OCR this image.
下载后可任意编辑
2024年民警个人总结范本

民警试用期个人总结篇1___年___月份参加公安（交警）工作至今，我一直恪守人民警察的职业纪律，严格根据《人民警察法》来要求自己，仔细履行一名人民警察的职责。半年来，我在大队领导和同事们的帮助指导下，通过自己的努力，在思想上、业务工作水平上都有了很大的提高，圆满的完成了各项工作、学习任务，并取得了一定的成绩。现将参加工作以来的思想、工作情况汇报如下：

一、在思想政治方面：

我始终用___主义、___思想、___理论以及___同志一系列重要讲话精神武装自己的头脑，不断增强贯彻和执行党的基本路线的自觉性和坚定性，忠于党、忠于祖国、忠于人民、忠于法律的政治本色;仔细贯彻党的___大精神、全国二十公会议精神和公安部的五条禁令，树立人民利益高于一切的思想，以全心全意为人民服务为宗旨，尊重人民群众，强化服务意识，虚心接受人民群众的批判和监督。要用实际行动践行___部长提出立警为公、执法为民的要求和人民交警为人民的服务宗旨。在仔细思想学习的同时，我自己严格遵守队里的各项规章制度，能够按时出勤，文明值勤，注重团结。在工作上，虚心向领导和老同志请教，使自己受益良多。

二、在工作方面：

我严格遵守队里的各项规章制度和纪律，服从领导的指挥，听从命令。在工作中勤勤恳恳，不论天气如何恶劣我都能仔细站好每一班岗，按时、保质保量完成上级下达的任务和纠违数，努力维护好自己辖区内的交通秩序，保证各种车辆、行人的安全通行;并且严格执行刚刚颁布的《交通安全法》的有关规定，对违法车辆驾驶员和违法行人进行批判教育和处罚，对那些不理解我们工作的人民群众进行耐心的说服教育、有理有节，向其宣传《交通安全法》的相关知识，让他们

### YOUR GOAL
Repeat every entry exactly as written above.

### EXERCISE RESPONSE
OCR this image.
下载后可任意编辑
2024年民警个人总结范本

民警试用期个人总结篇1___年___月份参加公安（交警）工作至今，我一直恪守人民警察的职业纪律，严格根据《人民警察法》来要求自己，仔细履行一名人民警察的职责。半年来，我在大队领导和同事们的帮助指导下，通过自己的努力，在思想上、业务工作水平上都有了很大的提高，圆满的完成了各项工作、学习任务，并取得了一定的成绩。现将参加工作以来的思想、工作情况汇报如下：

一、在思想政治方面：

我始终用___主义、___思想、___理论以及___同志一系列重要讲话精神武装自己的头脑，不断增强贯彻和执行党的基本路线的自觉性和坚定性，忠于党、忠于祖国、忠于人民、忠于法律的政治本色;仔细贯彻党的___大精神、全国二十公会议精神和公安部的五条禁令，树立人民利益高于一切的思想，以全心全意为人民服务为宗旨，尊重人民群众，强化服务意识，虚心接受人民群众的批判和监督。要用实际行动践行___部长提出立警为公、执法为民的要求和人民交警为人民的服务宗旨。在仔细思想学习的同时，我自己严格遵守队里的各项规章制度，能够按时出勤，文明值勤，注重团结。在工作上，虚心向领导和老同志请教，使自己受益良多。

二、在工作方面：

我严格遵守队里的各项规章制度和纪律，服从领导的指挥，听从命令。在工作中勤勤恳恳，不论天气如何恶劣我都能仔细站好每一班岗，按时、保质保量完成上级下达的任务和纠违数，努力维护好自己辖区内的交通秩序，保证各种车辆、行人的安全通行;并且严格执行刚刚颁布的《交通安全法》的有关规定，对违法车辆驾驶员和违法行人进行批判教育和处罚，对那些不理解我们工作的人民群众进行耐心的说服教育、有理有节，向其宣传《交通安全法》的相关知识，让他们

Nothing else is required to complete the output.